Aim:
Transcribe the material below exactly as it appears.
— START OF Source data —
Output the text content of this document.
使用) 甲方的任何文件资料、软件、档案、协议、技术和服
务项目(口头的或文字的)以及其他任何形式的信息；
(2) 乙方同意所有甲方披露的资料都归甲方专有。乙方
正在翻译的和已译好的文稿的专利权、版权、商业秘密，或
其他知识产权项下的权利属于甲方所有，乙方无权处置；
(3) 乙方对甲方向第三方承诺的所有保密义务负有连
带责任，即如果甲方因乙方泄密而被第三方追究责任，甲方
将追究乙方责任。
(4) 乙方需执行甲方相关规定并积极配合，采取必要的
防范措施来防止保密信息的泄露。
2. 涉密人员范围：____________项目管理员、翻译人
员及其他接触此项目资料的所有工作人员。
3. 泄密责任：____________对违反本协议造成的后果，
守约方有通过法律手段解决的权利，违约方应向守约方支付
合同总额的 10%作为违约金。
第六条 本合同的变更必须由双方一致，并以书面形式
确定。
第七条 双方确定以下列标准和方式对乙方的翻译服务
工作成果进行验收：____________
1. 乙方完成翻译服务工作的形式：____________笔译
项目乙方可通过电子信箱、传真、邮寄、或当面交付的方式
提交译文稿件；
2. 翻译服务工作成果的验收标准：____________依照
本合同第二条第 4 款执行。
— END OF Source data —
The result:
Output the text content of this document.
使用) 甲方的任何文件资料、软件、档案、协议、技术和服
务项目(口头的或文字的)以及其他任何形式的信息；
(2) 乙方同意所有甲方披露的资料都归甲方专有。乙方
正在翻译的和已译好的文稿的专利权、版权、商业秘密，或
其他知识产权项下的权利属于甲方所有，乙方无权处置；
(3) 乙方对甲方向第三方承诺的所有保密义务负有连
带责任，即如果甲方因乙方泄密而被第三方追究责任，甲方
将追究乙方责任。
(4) 乙方需执行甲方相关规定并积极配合，采取必要的
防范措施来防止保密信息的泄露。
2. 涉密人员范围：____________项目管理员、翻译人
员及其他接触此项目资料的所有工作人员。
3. 泄密责任：____________对违反本协议造成的后果，
守约方有通过法律手段解决的权利，违约方应向守约方支付
合同总额的 10%作为违约金。
第六条 本合同的变更必须由双方一致，并以书面形式
确定。
第七条 双方确定以下列标准和方式对乙方的翻译服务
工作成果进行验收：____________
1. 乙方完成翻译服务工作的形式：____________笔译
项目乙方可通过电子信箱、传真、邮寄、或当面交付的方式
提交译文稿件；
2. 翻译服务工作成果的验收标准：____________依照
本合同第二条第 4 款执行。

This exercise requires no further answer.